Dataset items:
++++++++++++++++++++

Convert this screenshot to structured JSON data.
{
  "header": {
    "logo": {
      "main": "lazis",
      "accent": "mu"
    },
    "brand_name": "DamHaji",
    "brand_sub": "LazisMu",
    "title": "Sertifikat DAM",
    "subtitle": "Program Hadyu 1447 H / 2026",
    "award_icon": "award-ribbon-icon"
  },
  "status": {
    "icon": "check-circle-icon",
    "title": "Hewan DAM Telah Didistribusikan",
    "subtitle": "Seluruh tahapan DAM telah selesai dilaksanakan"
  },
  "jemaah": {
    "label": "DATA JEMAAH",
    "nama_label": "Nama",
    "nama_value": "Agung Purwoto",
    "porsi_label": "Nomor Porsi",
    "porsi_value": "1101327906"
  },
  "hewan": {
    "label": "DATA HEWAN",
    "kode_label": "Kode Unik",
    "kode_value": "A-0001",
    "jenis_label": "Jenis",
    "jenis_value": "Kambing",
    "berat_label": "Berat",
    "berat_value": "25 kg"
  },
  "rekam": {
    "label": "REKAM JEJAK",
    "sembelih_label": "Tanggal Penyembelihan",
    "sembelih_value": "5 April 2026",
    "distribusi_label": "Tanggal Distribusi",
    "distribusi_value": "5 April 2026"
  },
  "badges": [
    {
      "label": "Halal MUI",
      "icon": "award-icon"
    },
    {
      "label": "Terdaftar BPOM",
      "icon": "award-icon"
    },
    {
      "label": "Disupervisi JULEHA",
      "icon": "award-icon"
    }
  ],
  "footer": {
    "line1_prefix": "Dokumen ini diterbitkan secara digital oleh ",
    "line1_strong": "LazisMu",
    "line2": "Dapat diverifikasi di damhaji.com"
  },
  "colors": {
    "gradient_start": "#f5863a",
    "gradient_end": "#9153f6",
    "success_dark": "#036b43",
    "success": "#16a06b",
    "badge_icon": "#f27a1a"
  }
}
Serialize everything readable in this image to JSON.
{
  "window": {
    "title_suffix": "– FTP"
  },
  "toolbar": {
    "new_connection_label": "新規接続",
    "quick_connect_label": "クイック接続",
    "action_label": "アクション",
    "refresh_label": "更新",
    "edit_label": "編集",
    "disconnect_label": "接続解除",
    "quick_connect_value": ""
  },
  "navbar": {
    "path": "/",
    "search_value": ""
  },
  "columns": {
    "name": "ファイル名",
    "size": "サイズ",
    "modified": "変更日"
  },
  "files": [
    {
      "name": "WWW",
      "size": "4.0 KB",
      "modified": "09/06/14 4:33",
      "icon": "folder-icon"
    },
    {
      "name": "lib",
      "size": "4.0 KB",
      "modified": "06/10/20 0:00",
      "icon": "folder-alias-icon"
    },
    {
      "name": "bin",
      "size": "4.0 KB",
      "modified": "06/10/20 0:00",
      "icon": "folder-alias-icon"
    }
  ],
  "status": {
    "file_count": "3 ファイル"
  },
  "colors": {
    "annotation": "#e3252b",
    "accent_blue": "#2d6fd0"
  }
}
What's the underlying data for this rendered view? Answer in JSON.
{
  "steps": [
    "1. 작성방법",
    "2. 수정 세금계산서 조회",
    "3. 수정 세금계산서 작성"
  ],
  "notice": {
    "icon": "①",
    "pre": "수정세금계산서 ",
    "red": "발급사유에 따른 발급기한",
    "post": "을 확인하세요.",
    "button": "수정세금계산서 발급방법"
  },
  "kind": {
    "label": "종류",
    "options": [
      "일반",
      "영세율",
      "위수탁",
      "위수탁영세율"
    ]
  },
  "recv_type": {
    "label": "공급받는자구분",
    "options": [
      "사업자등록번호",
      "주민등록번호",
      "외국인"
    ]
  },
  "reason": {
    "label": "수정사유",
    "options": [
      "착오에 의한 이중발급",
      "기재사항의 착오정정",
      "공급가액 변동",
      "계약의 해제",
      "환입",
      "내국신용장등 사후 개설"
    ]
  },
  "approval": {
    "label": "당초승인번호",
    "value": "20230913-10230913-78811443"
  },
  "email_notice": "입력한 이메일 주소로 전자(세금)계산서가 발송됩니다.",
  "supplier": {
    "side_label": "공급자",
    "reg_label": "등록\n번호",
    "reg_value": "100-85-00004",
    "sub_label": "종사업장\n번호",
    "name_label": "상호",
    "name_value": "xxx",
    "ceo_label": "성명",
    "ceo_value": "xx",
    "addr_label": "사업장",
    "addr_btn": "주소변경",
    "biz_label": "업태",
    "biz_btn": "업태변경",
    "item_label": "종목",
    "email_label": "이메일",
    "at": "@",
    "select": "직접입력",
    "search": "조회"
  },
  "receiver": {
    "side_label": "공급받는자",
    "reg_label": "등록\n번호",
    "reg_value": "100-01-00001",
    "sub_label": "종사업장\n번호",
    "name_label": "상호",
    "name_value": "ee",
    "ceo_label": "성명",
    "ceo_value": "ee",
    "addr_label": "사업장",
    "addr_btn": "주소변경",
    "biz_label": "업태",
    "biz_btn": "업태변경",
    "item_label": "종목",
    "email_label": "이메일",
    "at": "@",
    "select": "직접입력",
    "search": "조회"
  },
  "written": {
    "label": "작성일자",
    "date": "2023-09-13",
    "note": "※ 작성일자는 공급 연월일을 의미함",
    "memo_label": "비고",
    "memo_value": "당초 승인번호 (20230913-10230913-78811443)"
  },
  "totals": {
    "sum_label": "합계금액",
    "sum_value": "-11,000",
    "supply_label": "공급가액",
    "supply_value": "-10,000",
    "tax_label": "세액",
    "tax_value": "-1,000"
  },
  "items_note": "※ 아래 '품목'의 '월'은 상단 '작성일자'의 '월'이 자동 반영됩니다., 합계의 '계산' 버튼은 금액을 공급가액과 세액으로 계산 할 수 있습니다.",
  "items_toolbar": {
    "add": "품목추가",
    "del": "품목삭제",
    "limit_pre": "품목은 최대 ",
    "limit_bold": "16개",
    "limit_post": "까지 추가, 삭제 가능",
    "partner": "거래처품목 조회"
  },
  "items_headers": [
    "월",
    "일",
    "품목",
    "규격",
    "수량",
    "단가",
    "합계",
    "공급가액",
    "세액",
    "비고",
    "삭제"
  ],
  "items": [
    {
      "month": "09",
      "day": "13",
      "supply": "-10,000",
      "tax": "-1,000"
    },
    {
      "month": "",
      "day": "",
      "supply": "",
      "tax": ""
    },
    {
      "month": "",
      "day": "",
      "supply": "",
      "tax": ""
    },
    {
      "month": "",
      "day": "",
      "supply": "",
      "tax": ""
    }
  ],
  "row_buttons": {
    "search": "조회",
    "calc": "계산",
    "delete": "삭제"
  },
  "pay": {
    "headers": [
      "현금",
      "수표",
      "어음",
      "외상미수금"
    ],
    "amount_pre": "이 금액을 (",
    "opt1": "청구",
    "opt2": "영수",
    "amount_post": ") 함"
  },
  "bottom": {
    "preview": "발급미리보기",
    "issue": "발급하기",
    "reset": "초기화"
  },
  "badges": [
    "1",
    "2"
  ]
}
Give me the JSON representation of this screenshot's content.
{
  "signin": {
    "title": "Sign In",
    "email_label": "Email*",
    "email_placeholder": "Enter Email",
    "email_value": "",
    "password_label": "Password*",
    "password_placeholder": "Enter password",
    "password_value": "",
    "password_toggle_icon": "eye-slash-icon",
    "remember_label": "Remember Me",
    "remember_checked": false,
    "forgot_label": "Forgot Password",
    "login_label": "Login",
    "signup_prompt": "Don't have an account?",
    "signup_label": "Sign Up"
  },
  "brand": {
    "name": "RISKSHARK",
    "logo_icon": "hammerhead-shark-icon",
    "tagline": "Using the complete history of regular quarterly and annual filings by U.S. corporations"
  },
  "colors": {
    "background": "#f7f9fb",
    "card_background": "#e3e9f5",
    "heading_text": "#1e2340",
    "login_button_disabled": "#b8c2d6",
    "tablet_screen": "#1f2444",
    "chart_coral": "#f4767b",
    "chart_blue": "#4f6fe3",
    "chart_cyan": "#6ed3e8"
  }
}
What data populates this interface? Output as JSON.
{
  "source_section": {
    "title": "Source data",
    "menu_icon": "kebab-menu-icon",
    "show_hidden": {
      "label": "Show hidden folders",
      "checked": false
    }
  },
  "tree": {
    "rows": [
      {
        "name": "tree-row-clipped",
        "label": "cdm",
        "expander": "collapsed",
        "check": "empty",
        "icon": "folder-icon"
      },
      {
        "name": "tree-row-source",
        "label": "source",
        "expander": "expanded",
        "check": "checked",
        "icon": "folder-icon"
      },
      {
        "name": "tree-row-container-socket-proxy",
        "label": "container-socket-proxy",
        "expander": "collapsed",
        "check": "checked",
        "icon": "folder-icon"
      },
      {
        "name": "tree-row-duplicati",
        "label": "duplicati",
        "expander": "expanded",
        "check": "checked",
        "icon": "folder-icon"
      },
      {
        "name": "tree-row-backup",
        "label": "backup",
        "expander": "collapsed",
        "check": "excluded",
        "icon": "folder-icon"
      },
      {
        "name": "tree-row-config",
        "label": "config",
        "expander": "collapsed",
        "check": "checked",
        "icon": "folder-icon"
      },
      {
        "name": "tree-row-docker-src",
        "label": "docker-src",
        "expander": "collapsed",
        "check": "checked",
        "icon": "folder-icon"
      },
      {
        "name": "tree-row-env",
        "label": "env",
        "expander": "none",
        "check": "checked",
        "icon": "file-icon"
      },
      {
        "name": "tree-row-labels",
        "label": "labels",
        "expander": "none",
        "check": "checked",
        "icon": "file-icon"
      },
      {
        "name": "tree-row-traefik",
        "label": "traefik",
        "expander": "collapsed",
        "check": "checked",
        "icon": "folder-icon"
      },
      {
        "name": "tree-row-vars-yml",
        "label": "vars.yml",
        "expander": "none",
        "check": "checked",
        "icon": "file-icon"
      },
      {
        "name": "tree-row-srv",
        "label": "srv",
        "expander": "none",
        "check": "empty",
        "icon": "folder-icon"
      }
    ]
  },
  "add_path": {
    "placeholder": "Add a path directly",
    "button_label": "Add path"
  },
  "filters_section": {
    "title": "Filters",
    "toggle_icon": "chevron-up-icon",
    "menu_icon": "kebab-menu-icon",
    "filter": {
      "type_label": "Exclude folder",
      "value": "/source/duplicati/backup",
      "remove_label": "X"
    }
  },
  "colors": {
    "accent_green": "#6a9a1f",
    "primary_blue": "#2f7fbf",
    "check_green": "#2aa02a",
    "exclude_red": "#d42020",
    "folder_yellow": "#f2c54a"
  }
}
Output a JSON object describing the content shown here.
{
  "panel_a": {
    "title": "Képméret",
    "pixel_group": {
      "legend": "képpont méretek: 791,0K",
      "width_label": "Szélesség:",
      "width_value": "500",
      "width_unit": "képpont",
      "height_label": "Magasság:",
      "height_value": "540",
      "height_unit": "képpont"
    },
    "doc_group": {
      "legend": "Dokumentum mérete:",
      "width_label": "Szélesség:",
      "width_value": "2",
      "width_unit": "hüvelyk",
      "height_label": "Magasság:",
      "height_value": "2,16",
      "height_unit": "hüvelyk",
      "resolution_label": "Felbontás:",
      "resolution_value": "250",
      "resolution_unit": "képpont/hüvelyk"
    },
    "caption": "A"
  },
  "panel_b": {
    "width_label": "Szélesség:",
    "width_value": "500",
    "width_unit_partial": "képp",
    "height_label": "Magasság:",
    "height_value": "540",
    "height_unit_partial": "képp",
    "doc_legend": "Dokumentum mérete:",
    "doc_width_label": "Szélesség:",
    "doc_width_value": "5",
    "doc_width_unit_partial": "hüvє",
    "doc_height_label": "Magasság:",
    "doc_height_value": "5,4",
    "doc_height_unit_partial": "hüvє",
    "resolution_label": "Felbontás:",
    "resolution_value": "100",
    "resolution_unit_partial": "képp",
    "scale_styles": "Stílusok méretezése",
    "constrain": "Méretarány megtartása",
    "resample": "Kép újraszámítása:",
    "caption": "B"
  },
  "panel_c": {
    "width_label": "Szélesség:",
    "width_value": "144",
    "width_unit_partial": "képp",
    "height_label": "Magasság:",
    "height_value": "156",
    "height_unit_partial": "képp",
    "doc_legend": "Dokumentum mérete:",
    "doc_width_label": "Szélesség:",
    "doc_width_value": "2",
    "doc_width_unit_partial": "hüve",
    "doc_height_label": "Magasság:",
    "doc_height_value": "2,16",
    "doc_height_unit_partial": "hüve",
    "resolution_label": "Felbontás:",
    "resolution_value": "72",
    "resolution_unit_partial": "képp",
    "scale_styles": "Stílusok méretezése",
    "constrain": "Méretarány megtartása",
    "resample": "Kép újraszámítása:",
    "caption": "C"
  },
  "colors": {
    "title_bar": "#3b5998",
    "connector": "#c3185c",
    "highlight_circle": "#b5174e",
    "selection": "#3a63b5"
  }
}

++++++++++++++++++++

### Aim of the task
Scan the material above for the string "this" and report each line where you find it.

### Exercise result
Convert this screenshot to structured JSON data.
Serialize everything readable in this image to JSON.
What's the underlying data for this rendered view? Answer in JSON.
Give me the JSON representation of this screenshot's content.
What data populates this interface? Output as JSON.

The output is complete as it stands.